- **GIVEN INSTRUCTION**: Copy the data precisely, character for character, and leave out every picture.

- **EXTRACTED RECORDS**:
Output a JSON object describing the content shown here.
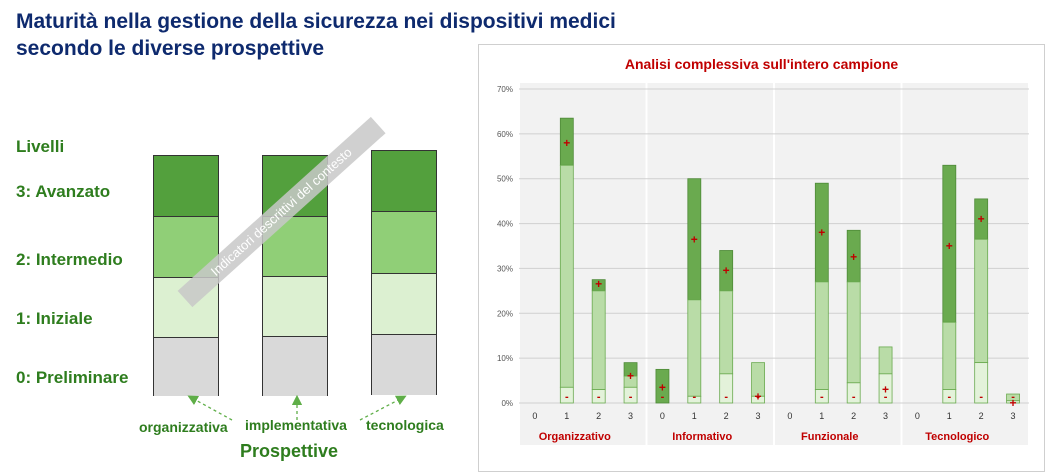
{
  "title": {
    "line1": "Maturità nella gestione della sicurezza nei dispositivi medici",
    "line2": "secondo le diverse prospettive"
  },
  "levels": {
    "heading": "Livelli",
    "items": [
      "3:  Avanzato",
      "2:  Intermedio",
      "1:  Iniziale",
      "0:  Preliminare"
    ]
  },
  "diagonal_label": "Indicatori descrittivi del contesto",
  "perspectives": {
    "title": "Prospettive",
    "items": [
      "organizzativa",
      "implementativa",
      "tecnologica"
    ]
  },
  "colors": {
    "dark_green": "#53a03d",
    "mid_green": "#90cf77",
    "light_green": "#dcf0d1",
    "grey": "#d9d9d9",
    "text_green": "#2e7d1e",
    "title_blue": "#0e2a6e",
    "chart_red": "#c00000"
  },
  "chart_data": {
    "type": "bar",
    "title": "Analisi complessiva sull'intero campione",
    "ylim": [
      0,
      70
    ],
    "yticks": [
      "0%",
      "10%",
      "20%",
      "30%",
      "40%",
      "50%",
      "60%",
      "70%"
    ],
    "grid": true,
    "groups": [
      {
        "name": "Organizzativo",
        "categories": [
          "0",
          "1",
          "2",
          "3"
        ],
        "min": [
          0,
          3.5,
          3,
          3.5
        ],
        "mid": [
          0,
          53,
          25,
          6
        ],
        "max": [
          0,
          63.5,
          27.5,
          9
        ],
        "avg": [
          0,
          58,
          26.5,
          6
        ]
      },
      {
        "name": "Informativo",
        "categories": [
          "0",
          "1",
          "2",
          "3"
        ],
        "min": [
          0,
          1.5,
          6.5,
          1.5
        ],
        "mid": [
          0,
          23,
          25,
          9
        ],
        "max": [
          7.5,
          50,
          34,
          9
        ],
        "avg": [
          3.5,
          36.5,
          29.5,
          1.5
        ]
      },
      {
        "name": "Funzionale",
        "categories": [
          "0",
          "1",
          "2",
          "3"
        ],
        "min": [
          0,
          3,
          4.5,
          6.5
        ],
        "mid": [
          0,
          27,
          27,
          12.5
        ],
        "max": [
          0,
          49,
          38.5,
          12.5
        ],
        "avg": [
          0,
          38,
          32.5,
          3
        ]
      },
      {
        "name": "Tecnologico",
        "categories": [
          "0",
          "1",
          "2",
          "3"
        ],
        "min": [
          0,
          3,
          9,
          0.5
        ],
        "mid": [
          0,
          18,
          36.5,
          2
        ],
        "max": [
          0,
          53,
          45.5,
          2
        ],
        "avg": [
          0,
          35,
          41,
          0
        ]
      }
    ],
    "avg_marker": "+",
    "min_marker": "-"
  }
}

- **EXERCISE RESPONSE**:
Output a JSON object describing the content shown here.
{
  "title": {
    "line1": "Maturità nella gestione della sicurezza nei dispositivi medici",
    "line2": "secondo le diverse prospettive"
  },
  "levels": {
    "heading": "Livelli",
    "items": [
      "3:  Avanzato",
      "2:  Intermedio",
      "1:  Iniziale",
      "0:  Preliminare"
    ]
  },
  "diagonal_label": "Indicatori descrittivi del contesto",
  "perspectives": {
    "title": "Prospettive",
    "items": [
      "organizzativa",
      "implementativa",
      "tecnologica"
    ]
  },
  "colors": {
    "dark_green": "#53a03d",
    "mid_green": "#90cf77",
    "light_green": "#dcf0d1",
    "grey": "#d9d9d9",
    "text_green": "#2e7d1e",
    "title_blue": "#0e2a6e",
    "chart_red": "#c00000"
  },
  "chart_data": {
    "type": "bar",
    "title": "Analisi complessiva sull'intero campione",
    "ylim": [
      0,
      70
    ],
    "yticks": [
      "0%",
      "10%",
      "20%",
      "30%",
      "40%",
      "50%",
      "60%",
      "70%"
    ],
    "grid": true,
    "groups": [
      {
        "name": "Organizzativo",
        "categories": [
          "0",
          "1",
          "2",
          "3"
        ],
        "min": [
          0,
          3.5,
          3,
          3.5
        ],
        "mid": [
          0,
          53,
          25,
          6
        ],
        "max": [
          0,
          63.5,
          27.5,
          9
        ],
        "avg": [
          0,
          58,
          26.5,
          6
        ]
      },
      {
        "name": "Informativo",
        "categories": [
          "0",
          "1",
          "2",
          "3"
        ],
        "min": [
          0,
          1.5,
          6.5,
          1.5
        ],
        "mid": [
          0,
          23,
          25,
          9
        ],
        "max": [
          7.5,
          50,
          34,
          9
        ],
        "avg": [
          3.5,
          36.5,
          29.5,
          1.5
        ]
      },
      {
        "name": "Funzionale",
        "categories": [
          "0",
          "1",
          "2",
          "3"
        ],
        "min": [
          0,
          3,
          4.5,
          6.5
        ],
        "mid": [
          0,
          27,
          27,
          12.5
        ],
        "max": [
          0,
          49,
          38.5,
          12.5
        ],
        "avg": [
          0,
          38,
          32.5,
          3
        ]
      },
      {
        "name": "Tecnologico",
        "categories": [
          "0",
          "1",
          "2",
          "3"
        ],
        "min": [
          0,
          3,
          9,
          0.5
        ],
        "mid": [
          0,
          18,
          36.5,
          2
        ],
        "max": [
          0,
          53,
          45.5,
          2
        ],
        "avg": [
          0,
          35,
          41,
          0
        ]
      }
    ],
    "avg_marker": "+",
    "min_marker": "-"
  }
}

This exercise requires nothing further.